## begin

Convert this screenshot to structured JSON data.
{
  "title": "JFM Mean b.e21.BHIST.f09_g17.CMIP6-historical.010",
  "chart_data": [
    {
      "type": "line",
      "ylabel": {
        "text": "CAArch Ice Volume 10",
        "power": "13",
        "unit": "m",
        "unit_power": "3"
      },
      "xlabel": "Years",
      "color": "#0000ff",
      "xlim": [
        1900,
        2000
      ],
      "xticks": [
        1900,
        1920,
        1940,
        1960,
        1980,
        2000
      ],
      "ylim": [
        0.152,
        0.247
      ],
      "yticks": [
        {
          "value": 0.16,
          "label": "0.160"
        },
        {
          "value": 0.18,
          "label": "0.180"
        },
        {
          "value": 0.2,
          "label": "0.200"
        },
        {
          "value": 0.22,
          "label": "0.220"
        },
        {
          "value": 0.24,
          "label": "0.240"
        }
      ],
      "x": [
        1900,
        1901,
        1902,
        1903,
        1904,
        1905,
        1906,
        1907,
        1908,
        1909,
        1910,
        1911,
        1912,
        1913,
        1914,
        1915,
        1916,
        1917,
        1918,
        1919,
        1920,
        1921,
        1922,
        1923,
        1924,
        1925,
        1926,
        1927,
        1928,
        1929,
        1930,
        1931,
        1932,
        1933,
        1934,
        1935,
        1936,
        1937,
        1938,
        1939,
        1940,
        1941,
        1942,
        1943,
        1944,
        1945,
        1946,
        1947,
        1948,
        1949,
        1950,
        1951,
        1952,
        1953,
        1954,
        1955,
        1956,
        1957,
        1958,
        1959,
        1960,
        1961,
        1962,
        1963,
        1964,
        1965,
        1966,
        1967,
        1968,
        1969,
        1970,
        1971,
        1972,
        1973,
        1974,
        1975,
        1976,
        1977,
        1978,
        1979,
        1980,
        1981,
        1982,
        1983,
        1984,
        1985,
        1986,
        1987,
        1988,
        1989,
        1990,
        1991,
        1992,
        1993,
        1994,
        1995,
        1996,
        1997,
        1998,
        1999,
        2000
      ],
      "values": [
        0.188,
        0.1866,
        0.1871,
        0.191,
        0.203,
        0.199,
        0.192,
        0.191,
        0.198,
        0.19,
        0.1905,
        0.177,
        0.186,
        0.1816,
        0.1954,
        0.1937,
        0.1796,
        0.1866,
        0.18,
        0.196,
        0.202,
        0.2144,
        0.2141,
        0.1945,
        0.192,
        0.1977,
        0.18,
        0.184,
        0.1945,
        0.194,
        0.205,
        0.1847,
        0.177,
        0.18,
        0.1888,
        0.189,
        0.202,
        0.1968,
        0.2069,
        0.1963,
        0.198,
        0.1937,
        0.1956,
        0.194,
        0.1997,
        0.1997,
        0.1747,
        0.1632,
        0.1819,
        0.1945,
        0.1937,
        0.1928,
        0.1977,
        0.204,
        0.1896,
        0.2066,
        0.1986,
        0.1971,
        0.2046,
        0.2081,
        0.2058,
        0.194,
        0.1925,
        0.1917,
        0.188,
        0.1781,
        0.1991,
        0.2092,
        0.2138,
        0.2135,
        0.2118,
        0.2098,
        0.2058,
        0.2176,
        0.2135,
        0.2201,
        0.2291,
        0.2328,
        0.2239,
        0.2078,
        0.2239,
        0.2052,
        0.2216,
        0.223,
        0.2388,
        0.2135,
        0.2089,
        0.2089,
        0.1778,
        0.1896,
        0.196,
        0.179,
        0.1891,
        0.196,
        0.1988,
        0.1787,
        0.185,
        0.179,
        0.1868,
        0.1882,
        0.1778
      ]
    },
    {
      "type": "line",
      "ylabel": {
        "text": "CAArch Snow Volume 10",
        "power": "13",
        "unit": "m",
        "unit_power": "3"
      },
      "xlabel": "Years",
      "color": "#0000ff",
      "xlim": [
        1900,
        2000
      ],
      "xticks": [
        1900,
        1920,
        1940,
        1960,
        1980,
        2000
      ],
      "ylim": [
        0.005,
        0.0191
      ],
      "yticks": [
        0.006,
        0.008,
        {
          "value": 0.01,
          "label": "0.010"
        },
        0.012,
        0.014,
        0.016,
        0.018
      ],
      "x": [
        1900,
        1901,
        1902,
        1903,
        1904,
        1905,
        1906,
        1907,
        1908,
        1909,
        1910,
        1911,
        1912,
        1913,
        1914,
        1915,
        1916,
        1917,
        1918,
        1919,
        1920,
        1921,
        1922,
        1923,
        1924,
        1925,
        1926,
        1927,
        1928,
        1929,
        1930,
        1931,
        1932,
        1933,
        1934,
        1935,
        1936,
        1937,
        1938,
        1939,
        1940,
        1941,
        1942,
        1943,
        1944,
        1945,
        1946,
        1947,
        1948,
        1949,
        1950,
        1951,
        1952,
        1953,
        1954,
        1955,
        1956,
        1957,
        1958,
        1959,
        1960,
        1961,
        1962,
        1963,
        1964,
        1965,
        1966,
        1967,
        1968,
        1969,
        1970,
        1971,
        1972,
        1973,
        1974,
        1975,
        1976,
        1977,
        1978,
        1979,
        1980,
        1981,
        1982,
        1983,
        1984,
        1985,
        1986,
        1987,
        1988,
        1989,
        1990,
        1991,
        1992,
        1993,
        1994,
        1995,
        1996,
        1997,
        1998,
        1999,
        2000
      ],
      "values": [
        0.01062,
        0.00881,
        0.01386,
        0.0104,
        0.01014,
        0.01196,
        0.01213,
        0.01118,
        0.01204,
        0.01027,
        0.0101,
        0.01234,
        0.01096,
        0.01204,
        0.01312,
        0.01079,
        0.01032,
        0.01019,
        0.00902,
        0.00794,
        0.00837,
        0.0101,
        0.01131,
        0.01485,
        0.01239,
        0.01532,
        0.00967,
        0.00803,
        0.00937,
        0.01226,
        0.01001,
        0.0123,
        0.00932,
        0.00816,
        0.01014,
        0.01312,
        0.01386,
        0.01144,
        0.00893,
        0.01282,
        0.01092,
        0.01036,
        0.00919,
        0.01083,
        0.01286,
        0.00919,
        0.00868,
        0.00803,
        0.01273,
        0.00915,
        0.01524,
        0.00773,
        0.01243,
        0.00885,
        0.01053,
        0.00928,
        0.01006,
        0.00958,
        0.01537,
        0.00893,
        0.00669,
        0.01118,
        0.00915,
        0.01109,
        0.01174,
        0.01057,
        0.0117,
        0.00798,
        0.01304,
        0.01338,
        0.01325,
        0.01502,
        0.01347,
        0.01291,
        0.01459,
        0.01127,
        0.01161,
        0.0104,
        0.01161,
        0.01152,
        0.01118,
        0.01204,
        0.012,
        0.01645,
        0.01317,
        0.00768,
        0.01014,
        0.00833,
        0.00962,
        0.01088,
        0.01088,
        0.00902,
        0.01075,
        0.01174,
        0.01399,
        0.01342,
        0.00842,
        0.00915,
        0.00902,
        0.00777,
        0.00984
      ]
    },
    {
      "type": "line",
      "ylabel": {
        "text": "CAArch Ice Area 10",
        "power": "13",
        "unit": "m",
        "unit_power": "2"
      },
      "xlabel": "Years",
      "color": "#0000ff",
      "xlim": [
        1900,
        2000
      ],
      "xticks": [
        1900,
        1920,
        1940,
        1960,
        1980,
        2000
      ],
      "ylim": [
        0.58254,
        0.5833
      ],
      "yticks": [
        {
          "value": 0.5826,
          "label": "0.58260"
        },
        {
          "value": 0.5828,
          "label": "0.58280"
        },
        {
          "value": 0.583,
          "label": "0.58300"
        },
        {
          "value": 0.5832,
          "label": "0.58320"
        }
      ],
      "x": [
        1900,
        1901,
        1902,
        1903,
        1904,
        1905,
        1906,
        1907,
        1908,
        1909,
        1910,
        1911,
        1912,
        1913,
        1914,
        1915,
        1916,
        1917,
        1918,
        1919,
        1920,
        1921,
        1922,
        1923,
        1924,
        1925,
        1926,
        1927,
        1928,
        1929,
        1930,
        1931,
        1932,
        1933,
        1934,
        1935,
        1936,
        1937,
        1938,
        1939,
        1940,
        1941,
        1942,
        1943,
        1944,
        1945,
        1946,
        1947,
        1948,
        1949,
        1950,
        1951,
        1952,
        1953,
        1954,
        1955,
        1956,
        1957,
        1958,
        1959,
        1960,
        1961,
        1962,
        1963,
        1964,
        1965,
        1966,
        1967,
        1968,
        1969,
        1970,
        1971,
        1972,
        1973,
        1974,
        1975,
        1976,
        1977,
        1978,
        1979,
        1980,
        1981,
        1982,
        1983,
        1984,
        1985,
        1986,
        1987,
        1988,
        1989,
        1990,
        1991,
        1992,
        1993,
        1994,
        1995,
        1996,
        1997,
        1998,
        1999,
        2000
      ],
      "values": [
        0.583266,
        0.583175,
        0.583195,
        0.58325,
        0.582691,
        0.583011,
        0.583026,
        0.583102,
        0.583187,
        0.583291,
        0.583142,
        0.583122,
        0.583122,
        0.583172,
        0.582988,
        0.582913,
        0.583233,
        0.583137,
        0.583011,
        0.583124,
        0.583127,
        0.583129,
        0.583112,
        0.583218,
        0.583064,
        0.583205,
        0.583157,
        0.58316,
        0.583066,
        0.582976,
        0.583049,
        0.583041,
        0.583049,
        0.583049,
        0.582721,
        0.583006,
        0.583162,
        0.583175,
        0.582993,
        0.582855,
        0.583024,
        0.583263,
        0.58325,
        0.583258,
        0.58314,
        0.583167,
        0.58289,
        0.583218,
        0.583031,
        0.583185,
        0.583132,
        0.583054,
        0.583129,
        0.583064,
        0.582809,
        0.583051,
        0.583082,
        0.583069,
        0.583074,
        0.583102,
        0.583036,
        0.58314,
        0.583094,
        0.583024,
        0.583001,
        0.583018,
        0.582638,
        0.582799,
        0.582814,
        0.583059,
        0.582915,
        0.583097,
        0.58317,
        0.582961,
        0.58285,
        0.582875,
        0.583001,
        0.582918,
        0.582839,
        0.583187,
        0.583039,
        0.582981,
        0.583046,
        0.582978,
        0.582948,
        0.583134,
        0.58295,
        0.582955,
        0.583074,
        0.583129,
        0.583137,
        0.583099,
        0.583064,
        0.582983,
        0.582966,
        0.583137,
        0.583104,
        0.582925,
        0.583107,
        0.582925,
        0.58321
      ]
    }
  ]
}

## end

**Required task**
All lines above with "CAArch" in them should be returned.

**Solution for this exercise**
        "text": "CAArch Ice Volume 10",
        "text": "CAArch Snow Volume 10",
        "text": "CAArch Ice Area 10",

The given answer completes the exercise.